[START Records supplied]

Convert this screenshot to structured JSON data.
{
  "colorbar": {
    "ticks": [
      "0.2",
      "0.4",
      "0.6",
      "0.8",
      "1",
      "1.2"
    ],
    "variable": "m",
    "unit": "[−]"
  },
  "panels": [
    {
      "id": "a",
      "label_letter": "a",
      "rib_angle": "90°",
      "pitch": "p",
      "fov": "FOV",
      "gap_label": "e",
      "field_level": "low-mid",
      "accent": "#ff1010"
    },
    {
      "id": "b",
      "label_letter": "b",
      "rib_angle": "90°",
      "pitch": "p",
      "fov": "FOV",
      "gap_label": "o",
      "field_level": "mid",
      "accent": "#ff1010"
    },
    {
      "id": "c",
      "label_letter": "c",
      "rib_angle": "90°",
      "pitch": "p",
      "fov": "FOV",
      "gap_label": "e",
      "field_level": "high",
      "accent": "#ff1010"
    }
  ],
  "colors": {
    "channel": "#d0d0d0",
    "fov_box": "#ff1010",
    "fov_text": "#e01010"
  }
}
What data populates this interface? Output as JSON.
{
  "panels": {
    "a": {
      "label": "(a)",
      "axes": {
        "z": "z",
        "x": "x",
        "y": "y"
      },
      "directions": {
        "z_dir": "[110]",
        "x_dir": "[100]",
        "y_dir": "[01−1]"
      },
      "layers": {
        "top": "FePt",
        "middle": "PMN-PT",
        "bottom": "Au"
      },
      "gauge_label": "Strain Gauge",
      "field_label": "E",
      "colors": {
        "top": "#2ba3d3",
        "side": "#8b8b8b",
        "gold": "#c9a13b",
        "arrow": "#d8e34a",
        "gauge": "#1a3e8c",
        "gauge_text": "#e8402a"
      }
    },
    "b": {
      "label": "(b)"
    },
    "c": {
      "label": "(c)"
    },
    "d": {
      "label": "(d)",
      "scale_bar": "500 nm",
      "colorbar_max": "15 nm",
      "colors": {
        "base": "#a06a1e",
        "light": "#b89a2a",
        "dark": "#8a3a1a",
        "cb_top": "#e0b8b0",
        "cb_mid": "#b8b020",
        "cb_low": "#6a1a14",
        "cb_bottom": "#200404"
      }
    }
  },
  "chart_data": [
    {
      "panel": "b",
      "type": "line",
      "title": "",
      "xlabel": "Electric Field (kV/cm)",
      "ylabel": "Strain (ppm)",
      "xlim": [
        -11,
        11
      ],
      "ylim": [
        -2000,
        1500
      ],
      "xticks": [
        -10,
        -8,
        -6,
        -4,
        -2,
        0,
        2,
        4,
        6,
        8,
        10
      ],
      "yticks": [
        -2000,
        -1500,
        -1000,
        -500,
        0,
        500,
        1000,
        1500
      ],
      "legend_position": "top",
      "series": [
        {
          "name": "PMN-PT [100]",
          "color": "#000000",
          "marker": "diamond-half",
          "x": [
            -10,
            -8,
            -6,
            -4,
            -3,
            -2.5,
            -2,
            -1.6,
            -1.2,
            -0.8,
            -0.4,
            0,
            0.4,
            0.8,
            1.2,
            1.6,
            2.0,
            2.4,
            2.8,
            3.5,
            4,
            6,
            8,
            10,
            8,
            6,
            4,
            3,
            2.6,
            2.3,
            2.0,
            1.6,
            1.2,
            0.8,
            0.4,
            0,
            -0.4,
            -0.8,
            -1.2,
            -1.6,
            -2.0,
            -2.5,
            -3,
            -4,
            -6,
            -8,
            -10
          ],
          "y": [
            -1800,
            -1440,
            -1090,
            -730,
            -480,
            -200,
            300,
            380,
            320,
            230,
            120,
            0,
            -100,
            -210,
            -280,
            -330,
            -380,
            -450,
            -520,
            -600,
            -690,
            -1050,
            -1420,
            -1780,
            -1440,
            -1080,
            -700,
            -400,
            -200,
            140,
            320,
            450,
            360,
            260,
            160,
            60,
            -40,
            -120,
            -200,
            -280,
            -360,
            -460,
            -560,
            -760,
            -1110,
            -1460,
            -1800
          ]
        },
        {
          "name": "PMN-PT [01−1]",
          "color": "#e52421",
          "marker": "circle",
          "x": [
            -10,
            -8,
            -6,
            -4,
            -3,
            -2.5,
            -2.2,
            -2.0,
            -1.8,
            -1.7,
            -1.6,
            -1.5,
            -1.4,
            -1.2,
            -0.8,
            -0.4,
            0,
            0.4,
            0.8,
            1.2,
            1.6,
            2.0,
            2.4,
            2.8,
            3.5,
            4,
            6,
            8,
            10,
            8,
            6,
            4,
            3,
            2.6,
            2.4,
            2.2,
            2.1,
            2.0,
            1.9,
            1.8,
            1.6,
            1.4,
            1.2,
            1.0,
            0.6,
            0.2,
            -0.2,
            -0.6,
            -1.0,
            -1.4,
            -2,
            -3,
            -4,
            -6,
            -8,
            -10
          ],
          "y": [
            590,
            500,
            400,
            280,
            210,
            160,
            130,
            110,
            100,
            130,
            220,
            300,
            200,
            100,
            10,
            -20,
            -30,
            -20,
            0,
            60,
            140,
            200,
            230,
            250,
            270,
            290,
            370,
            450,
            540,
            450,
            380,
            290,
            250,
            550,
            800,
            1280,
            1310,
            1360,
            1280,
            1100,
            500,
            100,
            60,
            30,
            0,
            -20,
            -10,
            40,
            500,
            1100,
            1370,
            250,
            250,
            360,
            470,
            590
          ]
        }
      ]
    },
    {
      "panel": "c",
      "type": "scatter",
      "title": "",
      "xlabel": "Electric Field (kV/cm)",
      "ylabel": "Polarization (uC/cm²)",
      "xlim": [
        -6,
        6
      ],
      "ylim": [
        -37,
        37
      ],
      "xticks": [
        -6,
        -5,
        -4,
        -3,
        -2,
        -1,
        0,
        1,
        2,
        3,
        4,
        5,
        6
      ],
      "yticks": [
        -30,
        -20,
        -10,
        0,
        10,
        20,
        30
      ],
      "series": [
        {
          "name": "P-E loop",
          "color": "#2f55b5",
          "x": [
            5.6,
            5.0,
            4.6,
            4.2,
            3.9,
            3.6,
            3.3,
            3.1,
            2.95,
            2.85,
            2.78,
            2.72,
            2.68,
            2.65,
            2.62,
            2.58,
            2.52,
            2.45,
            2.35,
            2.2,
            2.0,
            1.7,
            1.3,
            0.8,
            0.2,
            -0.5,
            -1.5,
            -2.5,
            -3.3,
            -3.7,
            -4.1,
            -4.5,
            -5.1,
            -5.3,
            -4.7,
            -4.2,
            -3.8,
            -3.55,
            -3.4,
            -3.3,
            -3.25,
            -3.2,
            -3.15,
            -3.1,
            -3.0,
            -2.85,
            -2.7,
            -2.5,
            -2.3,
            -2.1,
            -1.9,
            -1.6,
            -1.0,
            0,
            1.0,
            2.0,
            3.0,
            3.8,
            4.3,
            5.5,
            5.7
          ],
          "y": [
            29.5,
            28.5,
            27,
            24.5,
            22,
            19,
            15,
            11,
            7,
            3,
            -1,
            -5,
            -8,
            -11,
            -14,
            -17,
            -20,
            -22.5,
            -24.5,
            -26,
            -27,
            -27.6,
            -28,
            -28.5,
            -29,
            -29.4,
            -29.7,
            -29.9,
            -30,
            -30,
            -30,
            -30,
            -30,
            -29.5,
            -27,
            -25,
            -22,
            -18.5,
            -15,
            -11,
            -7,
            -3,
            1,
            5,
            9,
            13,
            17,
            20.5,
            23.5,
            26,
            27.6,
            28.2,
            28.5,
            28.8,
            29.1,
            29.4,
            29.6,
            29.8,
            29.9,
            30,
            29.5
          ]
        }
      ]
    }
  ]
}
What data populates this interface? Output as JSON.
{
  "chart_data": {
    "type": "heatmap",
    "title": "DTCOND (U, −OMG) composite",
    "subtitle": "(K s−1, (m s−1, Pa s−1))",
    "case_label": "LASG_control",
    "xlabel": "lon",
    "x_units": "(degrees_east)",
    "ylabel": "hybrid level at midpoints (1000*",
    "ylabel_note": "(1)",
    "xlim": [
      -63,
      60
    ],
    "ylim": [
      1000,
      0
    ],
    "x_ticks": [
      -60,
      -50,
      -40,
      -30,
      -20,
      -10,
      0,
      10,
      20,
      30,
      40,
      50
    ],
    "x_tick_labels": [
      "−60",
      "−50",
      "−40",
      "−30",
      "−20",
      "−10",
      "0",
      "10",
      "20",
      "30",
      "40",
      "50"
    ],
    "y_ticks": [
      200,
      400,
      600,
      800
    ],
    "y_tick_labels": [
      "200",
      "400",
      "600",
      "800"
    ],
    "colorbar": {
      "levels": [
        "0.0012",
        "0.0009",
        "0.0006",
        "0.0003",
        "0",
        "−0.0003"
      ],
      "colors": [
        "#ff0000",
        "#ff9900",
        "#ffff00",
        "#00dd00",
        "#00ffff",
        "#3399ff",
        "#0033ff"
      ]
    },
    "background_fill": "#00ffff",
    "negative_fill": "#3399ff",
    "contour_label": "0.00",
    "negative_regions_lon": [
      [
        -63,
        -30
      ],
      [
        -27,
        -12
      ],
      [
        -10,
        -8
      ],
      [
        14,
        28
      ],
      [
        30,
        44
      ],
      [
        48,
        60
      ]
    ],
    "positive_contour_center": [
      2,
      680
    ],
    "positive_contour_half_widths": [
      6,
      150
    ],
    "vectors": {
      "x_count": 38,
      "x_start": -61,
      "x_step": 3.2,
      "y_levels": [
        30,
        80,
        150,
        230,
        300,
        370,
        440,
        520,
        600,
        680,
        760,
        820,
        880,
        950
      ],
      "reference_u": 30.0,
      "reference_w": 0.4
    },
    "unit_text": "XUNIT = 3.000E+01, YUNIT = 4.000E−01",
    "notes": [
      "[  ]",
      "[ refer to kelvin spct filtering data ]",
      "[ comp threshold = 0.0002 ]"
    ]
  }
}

[END Records supplied]

Look through the records and gather every line containing "Strain".

#### The output
      "gauge_label": "Strain Gauge",
      "ylabel": "Strain (ppm)",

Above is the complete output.